- **INSTRUCTIONS TO FOLLOW**
Every entry below should be transcribed exactly; pictures stay out of the copy.
## start RECORDED INFORMATION
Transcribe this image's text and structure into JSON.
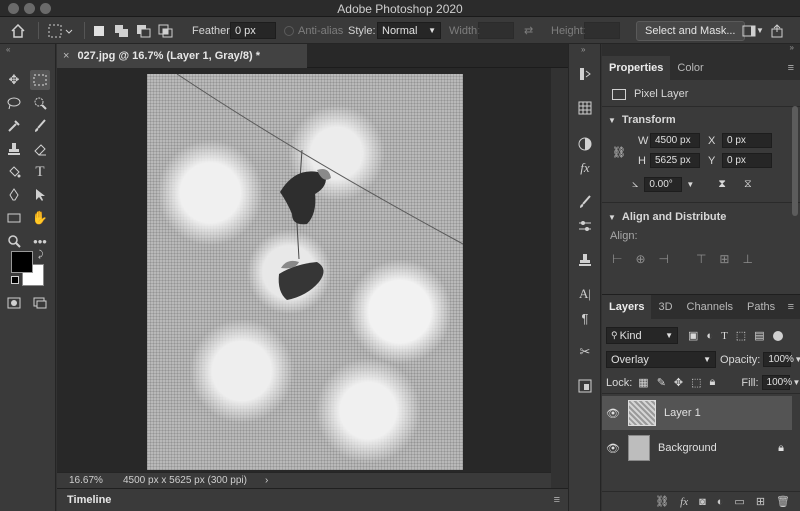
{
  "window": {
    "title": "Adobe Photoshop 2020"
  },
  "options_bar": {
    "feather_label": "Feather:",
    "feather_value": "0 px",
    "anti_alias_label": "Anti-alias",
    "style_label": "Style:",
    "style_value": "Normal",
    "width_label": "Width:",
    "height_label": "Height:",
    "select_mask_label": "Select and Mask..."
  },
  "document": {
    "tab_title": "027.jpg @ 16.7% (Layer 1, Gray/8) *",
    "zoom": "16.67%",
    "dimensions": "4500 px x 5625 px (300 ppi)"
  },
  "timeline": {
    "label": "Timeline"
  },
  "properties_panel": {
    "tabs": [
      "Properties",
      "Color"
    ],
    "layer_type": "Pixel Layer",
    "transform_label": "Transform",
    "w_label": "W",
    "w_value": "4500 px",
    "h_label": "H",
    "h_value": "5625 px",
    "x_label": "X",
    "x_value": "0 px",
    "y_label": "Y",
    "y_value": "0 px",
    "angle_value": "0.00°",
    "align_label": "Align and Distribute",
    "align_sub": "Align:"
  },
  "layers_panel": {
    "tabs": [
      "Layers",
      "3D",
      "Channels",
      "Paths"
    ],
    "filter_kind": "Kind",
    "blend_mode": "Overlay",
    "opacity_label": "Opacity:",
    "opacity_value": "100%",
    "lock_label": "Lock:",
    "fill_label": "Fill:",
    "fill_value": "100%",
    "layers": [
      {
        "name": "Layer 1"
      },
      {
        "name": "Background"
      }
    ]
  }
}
## end RECORDED INFORMATION
- **TASK RESPONSE**
Transcribe this image's text and structure into JSON.
{
  "window": {
    "title": "Adobe Photoshop 2020"
  },
  "options_bar": {
    "feather_label": "Feather:",
    "feather_value": "0 px",
    "anti_alias_label": "Anti-alias",
    "style_label": "Style:",
    "style_value": "Normal",
    "width_label": "Width:",
    "height_label": "Height:",
    "select_mask_label": "Select and Mask..."
  },
  "document": {
    "tab_title": "027.jpg @ 16.7% (Layer 1, Gray/8) *",
    "zoom": "16.67%",
    "dimensions": "4500 px x 5625 px (300 ppi)"
  },
  "timeline": {
    "label": "Timeline"
  },
  "properties_panel": {
    "tabs": [
      "Properties",
      "Color"
    ],
    "layer_type": "Pixel Layer",
    "transform_label": "Transform",
    "w_label": "W",
    "w_value": "4500 px",
    "h_label": "H",
    "h_value": "5625 px",
    "x_label": "X",
    "x_value": "0 px",
    "y_label": "Y",
    "y_value": "0 px",
    "angle_value": "0.00°",
    "align_label": "Align and Distribute",
    "align_sub": "Align:"
  },
  "layers_panel": {
    "tabs": [
      "Layers",
      "3D",
      "Channels",
      "Paths"
    ],
    "filter_kind": "Kind",
    "blend_mode": "Overlay",
    "opacity_label": "Opacity:",
    "opacity_value": "100%",
    "lock_label": "Lock:",
    "fill_label": "Fill:",
    "fill_value": "100%",
    "layers": [
      {
        "name": "Layer 1"
      },
      {
        "name": "Background"
      }
    ]
  }
}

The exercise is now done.